◆ **Задание**:
Проверьте, согласуются ли следующие утверждения с отрывком о маркизе де Саде. Для каждого ответьте «да» или «нет» и приведите решающие слова отрывка в точной цитате.
1. По словам г. де Нуара, прогулки маркизу можно разрешать не чаще четырех раз в неделю.
2. Маркиза удалось перевести обратно в его прежнюю комнату.
3. Г-жа де Сад собирается в ближайшее время поехать с детьми в Валери без мужа.

◆ **Приведённый отрывок**:

Маркиз де Сад - Альмера Доктор. Страница 12
Президентша де Монтрель удивлялась дочери, негодовала на нее, не понимала ее чувств.
Маркиз, зная, что имеет в теще врага, то и дело осуждал свою жену за излишнее послушание матери и за следование ее советам.
На эти упреки г-жа де Сад отвечает ему в письме от 11 ноября 1779 года:
«Ты воображаешь, что я хорошо отношусь к ней и следую ее советам. Ты ошибаешься, и ты увидишь тому доказательства, как только освободишься. Если я совсем не порвала с ней отношений, то исключительно для тебя, чтобы помирить тебя с ней и заставить ее убедиться, что она не права по отношению к тебе».
В этом же письме она дает своему мужу понять свои намерения.
«Я виделась с г. де Нуар и буду ему надоедать до тех пор, пока не будет исполнено все то, что ты желаешь. Относительно прогулок он сказал мне, что в настоящее время, ввиду обилия заключенных, нельзя их разрешить тебе чаще четырех раз в неделю. Перевести тебя в твою прежнюю комнату — тоже невозможно, так как она занята.
Будь покоен, мой милый, относительно моего присутствия в Париже. Я не уеду из него никуда, даже в Валери, раз это тебе неприятно. Я обещала эту экскурсию твоим детям, но отложу ее до тех пор, когда у нас будет возможность отправиться вместе с тобой».
В заключении маркиз не переставал оставаться главой семьи, недостойным, но почитаемым. Он принимал это как должное и не был за это признателен. Он постоянно жаловался и, казалось, искал случая для жалоб.
Его жена, вследствие нелепой жизни своего мужа, которую он вел почти двадцать лет, находясь то под судом, то в заключении, вследствие отсутствия надзора и хозяйского глаза над имениями, вверенными ленивым, неспособным и алчным слугам, была в очень затруднительном материальном положении. Он пользовался этим, чтобы упрекать ее в небрежности и даже в недобросовестности.

◆ **Предоставленные данные**:
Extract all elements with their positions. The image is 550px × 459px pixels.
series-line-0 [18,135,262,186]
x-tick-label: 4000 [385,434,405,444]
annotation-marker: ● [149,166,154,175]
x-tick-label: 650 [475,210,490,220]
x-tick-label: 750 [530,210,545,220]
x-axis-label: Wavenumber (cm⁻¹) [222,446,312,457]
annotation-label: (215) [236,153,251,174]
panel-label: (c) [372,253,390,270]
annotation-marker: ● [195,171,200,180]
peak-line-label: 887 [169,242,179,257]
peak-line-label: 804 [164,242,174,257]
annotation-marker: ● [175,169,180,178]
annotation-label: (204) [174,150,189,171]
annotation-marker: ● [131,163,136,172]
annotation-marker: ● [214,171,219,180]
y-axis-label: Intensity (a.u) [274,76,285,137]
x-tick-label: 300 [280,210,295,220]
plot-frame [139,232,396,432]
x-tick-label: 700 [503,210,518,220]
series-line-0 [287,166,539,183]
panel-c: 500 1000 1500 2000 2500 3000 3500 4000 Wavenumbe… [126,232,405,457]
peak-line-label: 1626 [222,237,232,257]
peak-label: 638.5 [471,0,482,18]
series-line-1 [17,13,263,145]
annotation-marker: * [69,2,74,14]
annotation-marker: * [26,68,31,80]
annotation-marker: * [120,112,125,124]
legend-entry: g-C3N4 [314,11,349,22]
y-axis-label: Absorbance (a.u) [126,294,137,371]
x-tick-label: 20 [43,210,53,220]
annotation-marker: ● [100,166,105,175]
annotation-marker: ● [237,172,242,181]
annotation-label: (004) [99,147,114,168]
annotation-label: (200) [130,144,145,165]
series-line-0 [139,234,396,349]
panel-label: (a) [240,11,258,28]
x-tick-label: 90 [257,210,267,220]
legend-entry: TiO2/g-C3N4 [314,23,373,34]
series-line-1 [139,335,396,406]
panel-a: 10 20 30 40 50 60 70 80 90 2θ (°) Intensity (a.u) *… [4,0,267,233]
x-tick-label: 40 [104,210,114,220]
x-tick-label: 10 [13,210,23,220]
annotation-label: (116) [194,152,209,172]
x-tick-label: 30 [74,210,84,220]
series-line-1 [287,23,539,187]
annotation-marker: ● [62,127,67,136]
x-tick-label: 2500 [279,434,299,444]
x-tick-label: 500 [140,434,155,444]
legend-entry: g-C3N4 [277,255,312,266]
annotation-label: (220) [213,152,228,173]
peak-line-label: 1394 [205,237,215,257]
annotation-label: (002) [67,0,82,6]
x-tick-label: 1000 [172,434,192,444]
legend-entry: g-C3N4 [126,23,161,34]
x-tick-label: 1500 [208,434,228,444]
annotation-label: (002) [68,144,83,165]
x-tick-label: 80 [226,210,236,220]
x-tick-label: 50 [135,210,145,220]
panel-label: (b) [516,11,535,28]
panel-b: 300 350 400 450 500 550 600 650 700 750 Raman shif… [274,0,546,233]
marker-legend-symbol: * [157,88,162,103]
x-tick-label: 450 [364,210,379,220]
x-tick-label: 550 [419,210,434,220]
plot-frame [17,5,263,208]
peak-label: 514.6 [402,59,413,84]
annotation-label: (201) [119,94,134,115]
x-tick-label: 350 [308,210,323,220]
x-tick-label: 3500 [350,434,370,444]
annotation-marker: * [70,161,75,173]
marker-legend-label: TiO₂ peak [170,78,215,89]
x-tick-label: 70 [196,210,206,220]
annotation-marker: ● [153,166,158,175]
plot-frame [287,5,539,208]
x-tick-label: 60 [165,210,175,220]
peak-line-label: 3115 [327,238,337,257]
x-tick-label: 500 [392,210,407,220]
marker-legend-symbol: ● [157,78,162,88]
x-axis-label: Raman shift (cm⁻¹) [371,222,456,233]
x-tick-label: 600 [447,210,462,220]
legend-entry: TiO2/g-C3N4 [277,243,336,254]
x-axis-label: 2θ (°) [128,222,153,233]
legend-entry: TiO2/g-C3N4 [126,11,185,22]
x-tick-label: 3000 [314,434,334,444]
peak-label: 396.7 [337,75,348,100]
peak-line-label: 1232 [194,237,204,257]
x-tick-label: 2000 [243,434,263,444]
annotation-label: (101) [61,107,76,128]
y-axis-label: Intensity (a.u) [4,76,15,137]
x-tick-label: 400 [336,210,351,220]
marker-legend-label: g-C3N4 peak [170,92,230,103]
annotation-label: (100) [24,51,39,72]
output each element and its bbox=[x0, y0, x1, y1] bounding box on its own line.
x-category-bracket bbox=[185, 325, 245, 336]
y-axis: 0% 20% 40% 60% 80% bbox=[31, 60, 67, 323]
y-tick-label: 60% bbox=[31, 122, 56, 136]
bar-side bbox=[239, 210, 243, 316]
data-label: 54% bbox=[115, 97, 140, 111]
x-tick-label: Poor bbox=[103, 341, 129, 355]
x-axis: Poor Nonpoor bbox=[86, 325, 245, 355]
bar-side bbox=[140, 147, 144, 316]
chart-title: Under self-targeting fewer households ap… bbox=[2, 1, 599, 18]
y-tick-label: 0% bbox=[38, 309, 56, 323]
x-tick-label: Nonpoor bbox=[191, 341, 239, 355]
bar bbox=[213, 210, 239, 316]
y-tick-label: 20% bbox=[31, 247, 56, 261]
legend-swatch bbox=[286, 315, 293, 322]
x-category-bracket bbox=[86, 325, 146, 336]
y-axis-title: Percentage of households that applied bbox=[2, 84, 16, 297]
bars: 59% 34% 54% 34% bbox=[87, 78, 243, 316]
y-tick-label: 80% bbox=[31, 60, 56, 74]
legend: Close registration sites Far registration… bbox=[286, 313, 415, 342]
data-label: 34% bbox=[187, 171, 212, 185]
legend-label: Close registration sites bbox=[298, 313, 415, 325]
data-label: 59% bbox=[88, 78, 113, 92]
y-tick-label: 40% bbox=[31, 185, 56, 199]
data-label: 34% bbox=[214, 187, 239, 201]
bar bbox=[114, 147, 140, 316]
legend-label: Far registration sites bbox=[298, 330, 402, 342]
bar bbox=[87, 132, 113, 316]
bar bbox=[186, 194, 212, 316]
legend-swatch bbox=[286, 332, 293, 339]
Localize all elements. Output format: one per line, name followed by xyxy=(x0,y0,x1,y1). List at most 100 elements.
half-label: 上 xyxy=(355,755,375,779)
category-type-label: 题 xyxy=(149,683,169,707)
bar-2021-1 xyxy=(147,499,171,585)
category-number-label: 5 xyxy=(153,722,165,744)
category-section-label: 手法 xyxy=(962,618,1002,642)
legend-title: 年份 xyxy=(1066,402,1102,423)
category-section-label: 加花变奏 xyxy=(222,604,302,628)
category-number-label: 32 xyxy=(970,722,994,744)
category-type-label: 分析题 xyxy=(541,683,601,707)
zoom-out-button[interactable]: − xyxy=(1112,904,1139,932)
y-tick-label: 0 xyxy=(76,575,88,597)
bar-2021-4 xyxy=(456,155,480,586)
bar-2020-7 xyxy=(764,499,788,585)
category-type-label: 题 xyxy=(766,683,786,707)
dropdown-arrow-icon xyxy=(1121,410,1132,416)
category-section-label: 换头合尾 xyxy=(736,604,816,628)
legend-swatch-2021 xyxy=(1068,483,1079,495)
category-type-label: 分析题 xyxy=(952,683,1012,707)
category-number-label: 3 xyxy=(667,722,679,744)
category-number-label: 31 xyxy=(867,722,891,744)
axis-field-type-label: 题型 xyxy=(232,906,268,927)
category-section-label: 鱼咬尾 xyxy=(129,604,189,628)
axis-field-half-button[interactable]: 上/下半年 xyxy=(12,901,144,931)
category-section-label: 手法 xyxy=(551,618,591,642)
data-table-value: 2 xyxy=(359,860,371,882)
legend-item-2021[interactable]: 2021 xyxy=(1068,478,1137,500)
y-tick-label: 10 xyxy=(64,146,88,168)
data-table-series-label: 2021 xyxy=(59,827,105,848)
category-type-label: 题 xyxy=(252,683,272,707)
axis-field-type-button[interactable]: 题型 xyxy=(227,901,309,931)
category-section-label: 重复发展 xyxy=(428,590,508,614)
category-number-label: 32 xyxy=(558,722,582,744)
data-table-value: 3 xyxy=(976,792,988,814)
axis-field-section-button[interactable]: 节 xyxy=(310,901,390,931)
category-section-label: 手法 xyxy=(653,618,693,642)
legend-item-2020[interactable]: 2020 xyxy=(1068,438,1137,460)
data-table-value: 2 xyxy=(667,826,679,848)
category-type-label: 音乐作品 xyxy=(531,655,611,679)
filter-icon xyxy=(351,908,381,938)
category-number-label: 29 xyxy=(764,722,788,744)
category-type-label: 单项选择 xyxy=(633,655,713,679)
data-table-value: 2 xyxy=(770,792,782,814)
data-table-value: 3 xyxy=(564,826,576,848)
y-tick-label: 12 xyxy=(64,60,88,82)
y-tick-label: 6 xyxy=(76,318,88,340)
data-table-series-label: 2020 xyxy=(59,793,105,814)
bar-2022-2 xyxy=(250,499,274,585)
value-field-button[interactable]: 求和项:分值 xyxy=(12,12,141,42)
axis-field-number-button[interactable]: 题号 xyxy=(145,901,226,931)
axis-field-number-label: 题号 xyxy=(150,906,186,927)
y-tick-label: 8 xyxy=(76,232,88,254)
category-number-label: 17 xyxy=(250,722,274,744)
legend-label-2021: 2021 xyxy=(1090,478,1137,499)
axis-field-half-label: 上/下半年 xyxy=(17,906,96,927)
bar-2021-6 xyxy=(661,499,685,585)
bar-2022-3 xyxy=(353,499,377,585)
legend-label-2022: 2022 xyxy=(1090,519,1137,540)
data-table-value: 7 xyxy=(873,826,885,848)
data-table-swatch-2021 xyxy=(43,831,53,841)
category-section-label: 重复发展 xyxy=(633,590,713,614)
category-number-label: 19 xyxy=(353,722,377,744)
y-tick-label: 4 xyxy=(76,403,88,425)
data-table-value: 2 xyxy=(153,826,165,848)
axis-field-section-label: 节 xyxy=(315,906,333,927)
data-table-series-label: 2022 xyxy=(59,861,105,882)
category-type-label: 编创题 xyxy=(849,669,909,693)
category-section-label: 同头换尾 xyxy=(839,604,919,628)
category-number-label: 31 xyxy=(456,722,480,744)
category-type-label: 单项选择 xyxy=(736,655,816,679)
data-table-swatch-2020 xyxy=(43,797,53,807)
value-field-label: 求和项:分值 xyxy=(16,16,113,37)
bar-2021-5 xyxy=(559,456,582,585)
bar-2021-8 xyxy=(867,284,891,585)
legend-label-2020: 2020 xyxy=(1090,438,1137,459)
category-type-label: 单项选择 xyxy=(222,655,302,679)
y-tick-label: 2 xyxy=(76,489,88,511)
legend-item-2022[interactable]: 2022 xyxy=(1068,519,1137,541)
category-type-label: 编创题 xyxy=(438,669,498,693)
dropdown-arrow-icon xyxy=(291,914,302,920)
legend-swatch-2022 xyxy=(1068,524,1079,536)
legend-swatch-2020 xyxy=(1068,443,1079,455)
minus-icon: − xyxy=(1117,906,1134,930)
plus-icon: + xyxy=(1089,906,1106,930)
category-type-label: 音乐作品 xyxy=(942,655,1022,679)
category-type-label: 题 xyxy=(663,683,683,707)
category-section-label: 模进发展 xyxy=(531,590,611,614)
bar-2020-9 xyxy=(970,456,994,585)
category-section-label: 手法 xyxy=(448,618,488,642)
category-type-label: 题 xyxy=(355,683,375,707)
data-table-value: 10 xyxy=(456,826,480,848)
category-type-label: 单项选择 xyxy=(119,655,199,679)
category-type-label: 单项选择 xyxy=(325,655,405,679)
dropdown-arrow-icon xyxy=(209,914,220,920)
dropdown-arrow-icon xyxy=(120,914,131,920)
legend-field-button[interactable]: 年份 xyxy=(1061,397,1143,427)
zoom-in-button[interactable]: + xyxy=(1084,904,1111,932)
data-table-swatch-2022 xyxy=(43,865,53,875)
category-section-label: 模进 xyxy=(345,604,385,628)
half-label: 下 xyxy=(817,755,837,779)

◆ **Ответ**:
1. Да: «Относительно прогулок он сказал мне, что в настоящее время, ввиду обилия заключенных, нельзя их разрешить тебе чаще четырех раз в неделю».
2. Нет: «Перевести тебя в твою прежнюю комнату — тоже невозможно, так как она занята».
3. Нет: «Я обещала эту экскурсию твоим детям, но отложу ее до тех пор, когда у нас будет возможность отправиться вместе с тобой».